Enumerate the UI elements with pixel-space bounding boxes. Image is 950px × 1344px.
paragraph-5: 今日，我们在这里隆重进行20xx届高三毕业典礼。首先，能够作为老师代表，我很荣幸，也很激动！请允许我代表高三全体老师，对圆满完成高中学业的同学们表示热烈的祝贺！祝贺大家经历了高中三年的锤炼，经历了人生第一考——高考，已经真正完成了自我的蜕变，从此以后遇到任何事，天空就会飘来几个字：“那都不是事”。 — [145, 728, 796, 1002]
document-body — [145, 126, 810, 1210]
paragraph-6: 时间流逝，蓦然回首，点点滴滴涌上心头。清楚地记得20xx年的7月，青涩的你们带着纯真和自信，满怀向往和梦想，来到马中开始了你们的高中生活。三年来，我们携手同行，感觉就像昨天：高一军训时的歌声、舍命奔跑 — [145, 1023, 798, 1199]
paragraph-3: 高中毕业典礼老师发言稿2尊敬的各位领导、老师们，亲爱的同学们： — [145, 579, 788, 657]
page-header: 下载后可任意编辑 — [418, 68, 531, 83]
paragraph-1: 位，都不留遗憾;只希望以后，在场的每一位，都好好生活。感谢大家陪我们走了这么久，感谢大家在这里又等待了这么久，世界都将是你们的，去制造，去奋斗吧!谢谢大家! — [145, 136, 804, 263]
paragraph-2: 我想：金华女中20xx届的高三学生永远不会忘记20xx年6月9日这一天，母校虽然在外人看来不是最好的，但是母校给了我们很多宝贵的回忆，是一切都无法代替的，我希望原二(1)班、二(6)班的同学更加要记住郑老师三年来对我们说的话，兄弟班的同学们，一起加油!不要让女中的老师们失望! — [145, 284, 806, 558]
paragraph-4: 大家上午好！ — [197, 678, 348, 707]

▶ _GIVEN TASK_
Write out, as a numbered list without blank lines, the lines from the first one through the line containing "document-body — [145, 126, 810, 1210]".

▶ _FINAL RESULT_
1. Enumerate the UI elements with pixel-space bounding boxes. Image is 950px × 1344px.
2. paragraph-5: 今日，我们在这里隆重进行20xx届高三毕业典礼。首先，能够作为老师代表，我很荣幸，也很激动！请允许我代表高三全体老师，对圆满完成高中学业的同学们表示热烈的祝贺！祝贺大家经历了高中三年的锤炼，经历了人生第一考——高考，已经真正完成了自我的蜕变，从此以后遇到任何事，天空就会飘来几个字：“那都不是事”。 — [145, 728, 796, 1002]
3. document-body — [145, 126, 810, 1210]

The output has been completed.